--- Start Records supplied ---

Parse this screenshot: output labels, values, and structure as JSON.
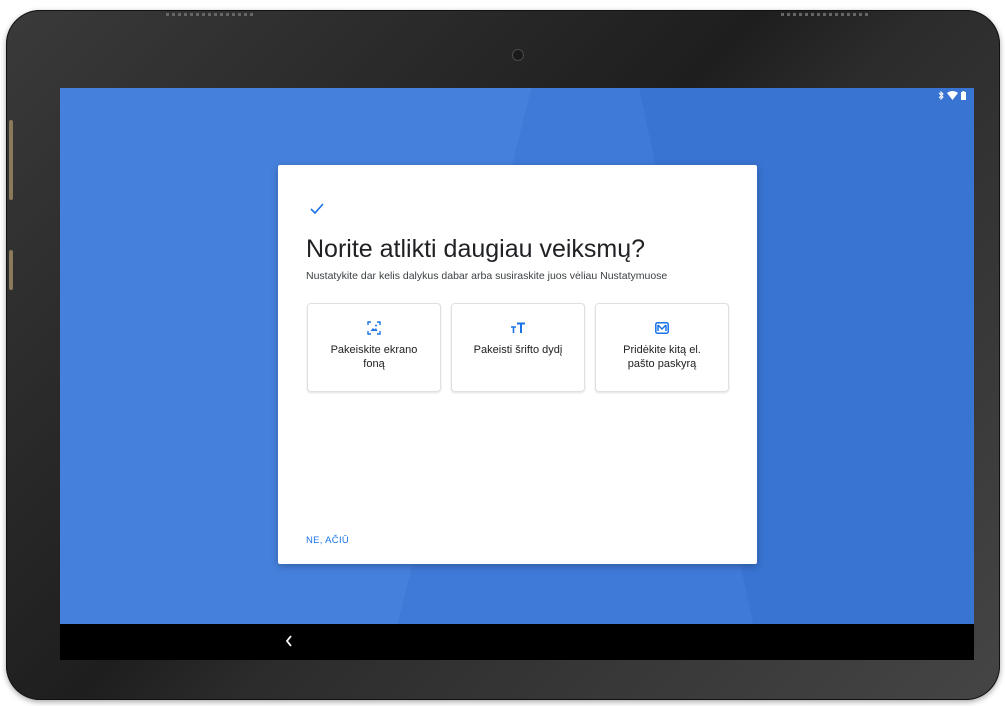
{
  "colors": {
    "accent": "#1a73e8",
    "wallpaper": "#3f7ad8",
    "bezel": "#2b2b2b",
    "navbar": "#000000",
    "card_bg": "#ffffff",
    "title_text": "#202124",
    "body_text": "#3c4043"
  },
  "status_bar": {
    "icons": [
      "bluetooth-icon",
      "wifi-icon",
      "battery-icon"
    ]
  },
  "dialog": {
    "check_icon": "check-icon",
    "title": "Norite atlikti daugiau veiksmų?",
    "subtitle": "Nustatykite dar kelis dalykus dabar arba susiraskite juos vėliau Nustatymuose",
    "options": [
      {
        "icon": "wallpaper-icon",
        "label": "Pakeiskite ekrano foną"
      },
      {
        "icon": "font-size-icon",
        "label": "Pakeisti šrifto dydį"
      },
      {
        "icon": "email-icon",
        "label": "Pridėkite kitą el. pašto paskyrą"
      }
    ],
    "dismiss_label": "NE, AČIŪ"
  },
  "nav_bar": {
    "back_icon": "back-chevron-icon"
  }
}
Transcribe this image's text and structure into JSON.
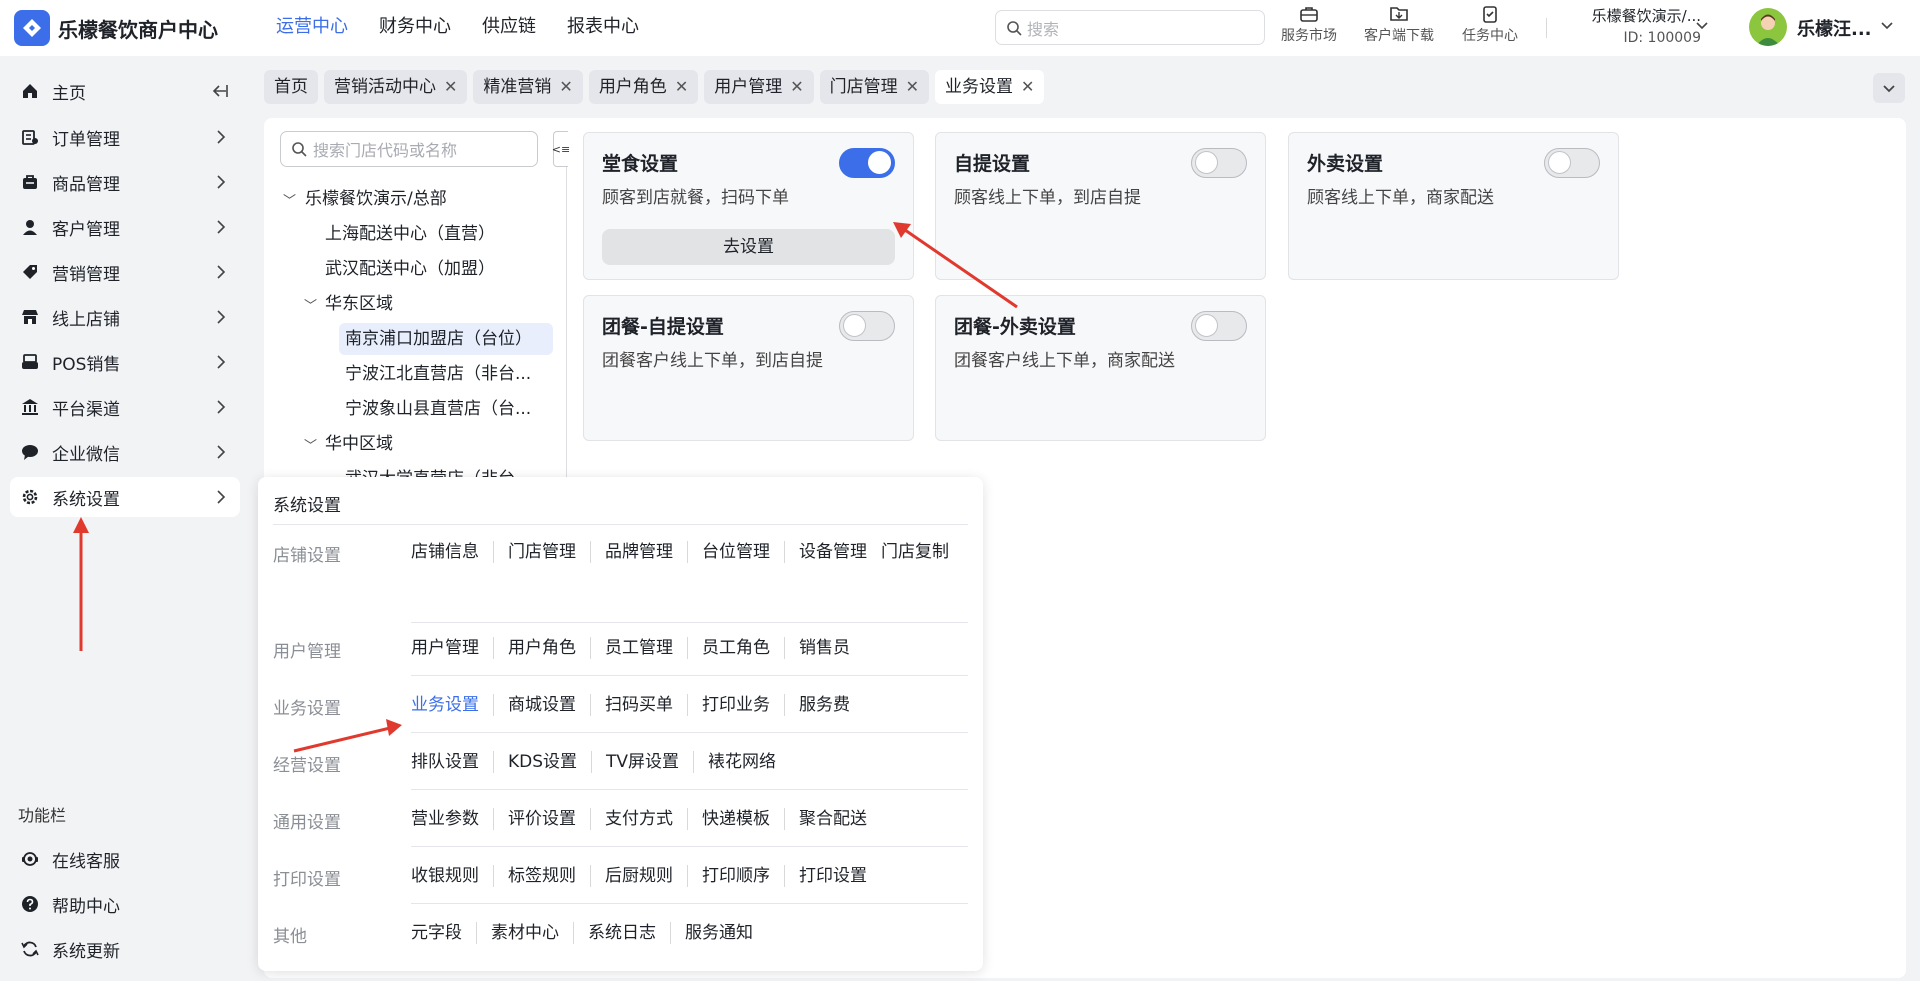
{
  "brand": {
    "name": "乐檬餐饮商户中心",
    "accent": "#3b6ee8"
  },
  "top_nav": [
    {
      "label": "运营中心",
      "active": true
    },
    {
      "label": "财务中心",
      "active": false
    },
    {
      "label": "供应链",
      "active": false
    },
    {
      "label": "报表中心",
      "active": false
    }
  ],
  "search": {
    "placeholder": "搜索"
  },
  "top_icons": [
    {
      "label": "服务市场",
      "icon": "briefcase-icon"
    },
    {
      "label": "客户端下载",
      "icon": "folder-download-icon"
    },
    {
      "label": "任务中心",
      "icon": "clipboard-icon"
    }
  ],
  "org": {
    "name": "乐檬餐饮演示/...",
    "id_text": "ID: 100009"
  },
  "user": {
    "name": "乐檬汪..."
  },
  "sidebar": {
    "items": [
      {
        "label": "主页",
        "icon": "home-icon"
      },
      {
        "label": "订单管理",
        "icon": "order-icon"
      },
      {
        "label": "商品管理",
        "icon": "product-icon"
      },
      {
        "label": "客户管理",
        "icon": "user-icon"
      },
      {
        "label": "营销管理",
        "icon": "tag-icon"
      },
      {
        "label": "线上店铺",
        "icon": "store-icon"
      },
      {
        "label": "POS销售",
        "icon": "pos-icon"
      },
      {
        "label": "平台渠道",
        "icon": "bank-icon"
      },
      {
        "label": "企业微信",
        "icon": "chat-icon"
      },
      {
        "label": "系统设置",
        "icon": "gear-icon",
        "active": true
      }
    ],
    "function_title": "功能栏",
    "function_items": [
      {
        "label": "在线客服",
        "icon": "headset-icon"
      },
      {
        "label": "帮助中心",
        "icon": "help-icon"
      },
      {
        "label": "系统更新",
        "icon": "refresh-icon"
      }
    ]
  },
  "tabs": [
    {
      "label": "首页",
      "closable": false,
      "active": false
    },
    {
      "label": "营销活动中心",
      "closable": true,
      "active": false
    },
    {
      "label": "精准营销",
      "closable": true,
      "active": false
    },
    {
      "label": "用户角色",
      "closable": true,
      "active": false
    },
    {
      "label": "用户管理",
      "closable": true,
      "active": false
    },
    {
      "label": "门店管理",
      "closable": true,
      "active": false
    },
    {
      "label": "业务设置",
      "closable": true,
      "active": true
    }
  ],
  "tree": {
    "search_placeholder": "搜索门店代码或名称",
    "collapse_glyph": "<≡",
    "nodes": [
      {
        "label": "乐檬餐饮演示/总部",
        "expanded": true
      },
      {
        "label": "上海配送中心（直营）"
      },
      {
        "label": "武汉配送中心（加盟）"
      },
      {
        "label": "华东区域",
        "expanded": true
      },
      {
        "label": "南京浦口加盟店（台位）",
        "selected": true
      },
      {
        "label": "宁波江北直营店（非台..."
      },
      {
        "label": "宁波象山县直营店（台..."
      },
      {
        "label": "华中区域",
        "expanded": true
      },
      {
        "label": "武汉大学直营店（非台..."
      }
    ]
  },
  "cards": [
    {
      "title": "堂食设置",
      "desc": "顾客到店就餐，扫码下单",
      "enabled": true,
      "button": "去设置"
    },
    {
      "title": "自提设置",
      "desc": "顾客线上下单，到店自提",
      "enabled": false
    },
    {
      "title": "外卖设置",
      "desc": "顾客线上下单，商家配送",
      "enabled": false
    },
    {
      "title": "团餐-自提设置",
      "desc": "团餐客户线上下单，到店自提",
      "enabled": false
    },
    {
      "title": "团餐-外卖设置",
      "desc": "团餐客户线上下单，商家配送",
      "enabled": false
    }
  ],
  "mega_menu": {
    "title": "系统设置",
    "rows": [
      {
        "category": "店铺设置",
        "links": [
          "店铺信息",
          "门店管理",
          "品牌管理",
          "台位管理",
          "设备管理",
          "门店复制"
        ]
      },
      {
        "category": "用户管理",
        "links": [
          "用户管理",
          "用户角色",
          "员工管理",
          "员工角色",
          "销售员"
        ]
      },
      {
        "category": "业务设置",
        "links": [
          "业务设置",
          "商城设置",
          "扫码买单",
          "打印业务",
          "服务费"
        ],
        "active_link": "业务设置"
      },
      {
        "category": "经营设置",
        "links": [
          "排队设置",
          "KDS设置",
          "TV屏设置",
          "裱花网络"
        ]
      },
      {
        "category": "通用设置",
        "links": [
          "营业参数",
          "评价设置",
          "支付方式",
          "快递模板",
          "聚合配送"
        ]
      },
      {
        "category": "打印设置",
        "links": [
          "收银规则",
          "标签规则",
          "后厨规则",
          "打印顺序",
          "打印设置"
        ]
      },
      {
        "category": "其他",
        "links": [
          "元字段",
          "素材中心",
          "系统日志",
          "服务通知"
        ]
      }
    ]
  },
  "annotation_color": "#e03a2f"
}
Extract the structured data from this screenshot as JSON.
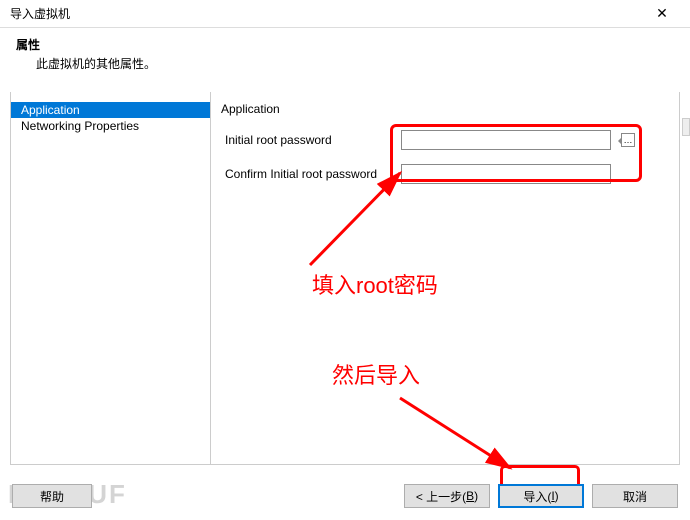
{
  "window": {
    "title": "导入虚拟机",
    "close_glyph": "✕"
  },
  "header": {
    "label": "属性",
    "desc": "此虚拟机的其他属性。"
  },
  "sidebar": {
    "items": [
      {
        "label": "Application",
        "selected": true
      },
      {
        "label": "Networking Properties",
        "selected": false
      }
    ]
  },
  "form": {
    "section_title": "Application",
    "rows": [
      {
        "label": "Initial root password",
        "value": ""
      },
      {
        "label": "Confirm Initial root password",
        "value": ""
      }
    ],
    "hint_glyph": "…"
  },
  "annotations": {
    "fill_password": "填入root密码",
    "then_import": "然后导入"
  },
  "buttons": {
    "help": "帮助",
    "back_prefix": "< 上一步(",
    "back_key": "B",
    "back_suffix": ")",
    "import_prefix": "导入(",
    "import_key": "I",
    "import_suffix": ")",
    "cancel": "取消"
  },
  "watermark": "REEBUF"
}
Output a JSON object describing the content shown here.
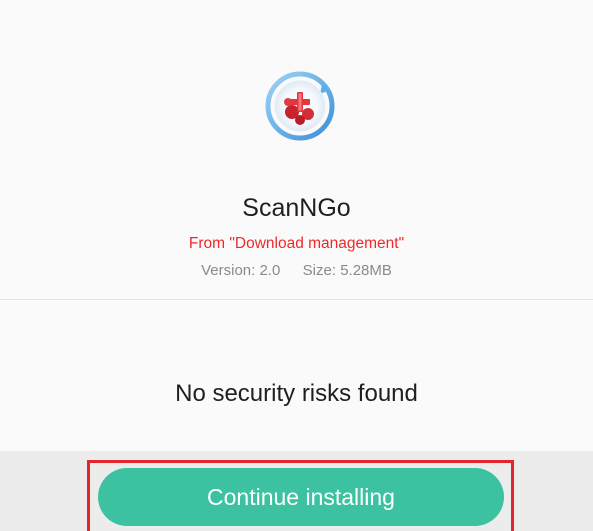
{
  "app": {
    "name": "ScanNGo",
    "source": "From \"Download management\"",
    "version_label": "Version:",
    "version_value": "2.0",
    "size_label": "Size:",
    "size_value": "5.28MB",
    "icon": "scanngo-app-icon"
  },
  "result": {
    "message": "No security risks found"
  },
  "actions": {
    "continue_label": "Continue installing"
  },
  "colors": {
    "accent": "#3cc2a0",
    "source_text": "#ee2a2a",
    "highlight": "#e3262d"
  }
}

--- End Records supplied ---

→ What is expected
Take the listing above and restate it word for word, without its pictures.

→ Answer to the exercise
Parse this screenshot: output labels, values, and structure as JSON.
{
  "colors": {
    "accent": "#1a73e8",
    "wallpaper": "#3f7ad8",
    "bezel": "#2b2b2b",
    "navbar": "#000000",
    "card_bg": "#ffffff",
    "title_text": "#202124",
    "body_text": "#3c4043"
  },
  "status_bar": {
    "icons": [
      "bluetooth-icon",
      "wifi-icon",
      "battery-icon"
    ]
  },
  "dialog": {
    "check_icon": "check-icon",
    "title": "Norite atlikti daugiau veiksmų?",
    "subtitle": "Nustatykite dar kelis dalykus dabar arba susiraskite juos vėliau Nustatymuose",
    "options": [
      {
        "icon": "wallpaper-icon",
        "label": "Pakeiskite ekrano foną"
      },
      {
        "icon": "font-size-icon",
        "label": "Pakeisti šrifto dydį"
      },
      {
        "icon": "email-icon",
        "label": "Pridėkite kitą el. pašto paskyrą"
      }
    ],
    "dismiss_label": "NE, AČIŪ"
  },
  "nav_bar": {
    "back_icon": "back-chevron-icon"
  }
}
Transcribe this image's text and structure into JSON.
{
  "brand": {
    "name": "乐檬餐饮商户中心",
    "accent": "#3b6ee8"
  },
  "top_nav": [
    {
      "label": "运营中心",
      "active": true
    },
    {
      "label": "财务中心",
      "active": false
    },
    {
      "label": "供应链",
      "active": false
    },
    {
      "label": "报表中心",
      "active": false
    }
  ],
  "search": {
    "placeholder": "搜索"
  },
  "top_icons": [
    {
      "label": "服务市场",
      "icon": "briefcase-icon"
    },
    {
      "label": "客户端下载",
      "icon": "folder-download-icon"
    },
    {
      "label": "任务中心",
      "icon": "clipboard-icon"
    }
  ],
  "org": {
    "name": "乐檬餐饮演示/...",
    "id_text": "ID: 100009"
  },
  "user": {
    "name": "乐檬汪..."
  },
  "sidebar": {
    "items": [
      {
        "label": "主页",
        "icon": "home-icon"
      },
      {
        "label": "订单管理",
        "icon": "order-icon"
      },
      {
        "label": "商品管理",
        "icon": "product-icon"
      },
      {
        "label": "客户管理",
        "icon": "user-icon"
      },
      {
        "label": "营销管理",
        "icon": "tag-icon"
      },
      {
        "label": "线上店铺",
        "icon": "store-icon"
      },
      {
        "label": "POS销售",
        "icon": "pos-icon"
      },
      {
        "label": "平台渠道",
        "icon": "bank-icon"
      },
      {
        "label": "企业微信",
        "icon": "chat-icon"
      },
      {
        "label": "系统设置",
        "icon": "gear-icon",
        "active": true
      }
    ],
    "function_title": "功能栏",
    "function_items": [
      {
        "label": "在线客服",
        "icon": "headset-icon"
      },
      {
        "label": "帮助中心",
        "icon": "help-icon"
      },
      {
        "label": "系统更新",
        "icon": "refresh-icon"
      }
    ]
  },
  "tabs": [
    {
      "label": "首页",
      "closable": false,
      "active": false
    },
    {
      "label": "营销活动中心",
      "closable": true,
      "active": false
    },
    {
      "label": "精准营销",
      "closable": true,
      "active": false
    },
    {
      "label": "用户角色",
      "closable": true,
      "active": false
    },
    {
      "label": "用户管理",
      "closable": true,
      "active": false
    },
    {
      "label": "门店管理",
      "closable": true,
      "active": false
    },
    {
      "label": "业务设置",
      "closable": true,
      "active": true
    }
  ],
  "tree": {
    "search_placeholder": "搜索门店代码或名称",
    "collapse_glyph": "<≡",
    "nodes": [
      {
        "label": "乐檬餐饮演示/总部",
        "expanded": true
      },
      {
        "label": "上海配送中心（直营）"
      },
      {
        "label": "武汉配送中心（加盟）"
      },
      {
        "label": "华东区域",
        "expanded": true
      },
      {
        "label": "南京浦口加盟店（台位）",
        "selected": true
      },
      {
        "label": "宁波江北直营店（非台..."
      },
      {
        "label": "宁波象山县直营店（台..."
      },
      {
        "label": "华中区域",
        "expanded": true
      },
      {
        "label": "武汉大学直营店（非台..."
      }
    ]
  },
  "cards": [
    {
      "title": "堂食设置",
      "desc": "顾客到店就餐，扫码下单",
      "enabled": true,
      "button": "去设置"
    },
    {
      "title": "自提设置",
      "desc": "顾客线上下单，到店自提",
      "enabled": false
    },
    {
      "title": "外卖设置",
      "desc": "顾客线上下单，商家配送",
      "enabled": false
    },
    {
      "title": "团餐-自提设置",
      "desc": "团餐客户线上下单，到店自提",
      "enabled": false
    },
    {
      "title": "团餐-外卖设置",
      "desc": "团餐客户线上下单，商家配送",
      "enabled": false
    }
  ],
  "mega_menu": {
    "title": "系统设置",
    "rows": [
      {
        "category": "店铺设置",
        "links": [
          "店铺信息",
          "门店管理",
          "品牌管理",
          "台位管理",
          "设备管理",
          "门店复制"
        ]
      },
      {
        "category": "用户管理",
        "links": [
          "用户管理",
          "用户角色",
          "员工管理",
          "员工角色",
          "销售员"
        ]
      },
      {
        "category": "业务设置",
        "links": [
          "业务设置",
          "商城设置",
          "扫码买单",
          "打印业务",
          "服务费"
        ],
        "active_link": "业务设置"
      },
      {
        "category": "经营设置",
        "links": [
          "排队设置",
          "KDS设置",
          "TV屏设置",
          "裱花网络"
        ]
      },
      {
        "category": "通用设置",
        "links": [
          "营业参数",
          "评价设置",
          "支付方式",
          "快递模板",
          "聚合配送"
        ]
      },
      {
        "category": "打印设置",
        "links": [
          "收银规则",
          "标签规则",
          "后厨规则",
          "打印顺序",
          "打印设置"
        ]
      },
      {
        "category": "其他",
        "links": [
          "元字段",
          "素材中心",
          "系统日志",
          "服务通知"
        ]
      }
    ]
  },
  "annotation_color": "#e03a2f"
}
Extract the structured data from this screenshot as JSON.
{
  "window": {
    "title": "导入虚拟机",
    "close_glyph": "✕"
  },
  "header": {
    "label": "属性",
    "desc": "此虚拟机的其他属性。"
  },
  "sidebar": {
    "items": [
      {
        "label": "Application",
        "selected": true
      },
      {
        "label": "Networking Properties",
        "selected": false
      }
    ]
  },
  "form": {
    "section_title": "Application",
    "rows": [
      {
        "label": "Initial root password",
        "value": ""
      },
      {
        "label": "Confirm Initial root password",
        "value": ""
      }
    ],
    "hint_glyph": "…"
  },
  "annotations": {
    "fill_password": "填入root密码",
    "then_import": "然后导入"
  },
  "buttons": {
    "help": "帮助",
    "back_prefix": "< 上一步(",
    "back_key": "B",
    "back_suffix": ")",
    "import_prefix": "导入(",
    "import_key": "I",
    "import_suffix": ")",
    "cancel": "取消"
  },
  "watermark": "REEBUF"
}
Output a JSON object describing the content shown here.
{
  "app": {
    "name": "ScanNGo",
    "source": "From \"Download management\"",
    "version_label": "Version:",
    "version_value": "2.0",
    "size_label": "Size:",
    "size_value": "5.28MB",
    "icon": "scanngo-app-icon"
  },
  "result": {
    "message": "No security risks found"
  },
  "actions": {
    "continue_label": "Continue installing"
  },
  "colors": {
    "accent": "#3cc2a0",
    "source_text": "#ee2a2a",
    "highlight": "#e3262d"
  }
}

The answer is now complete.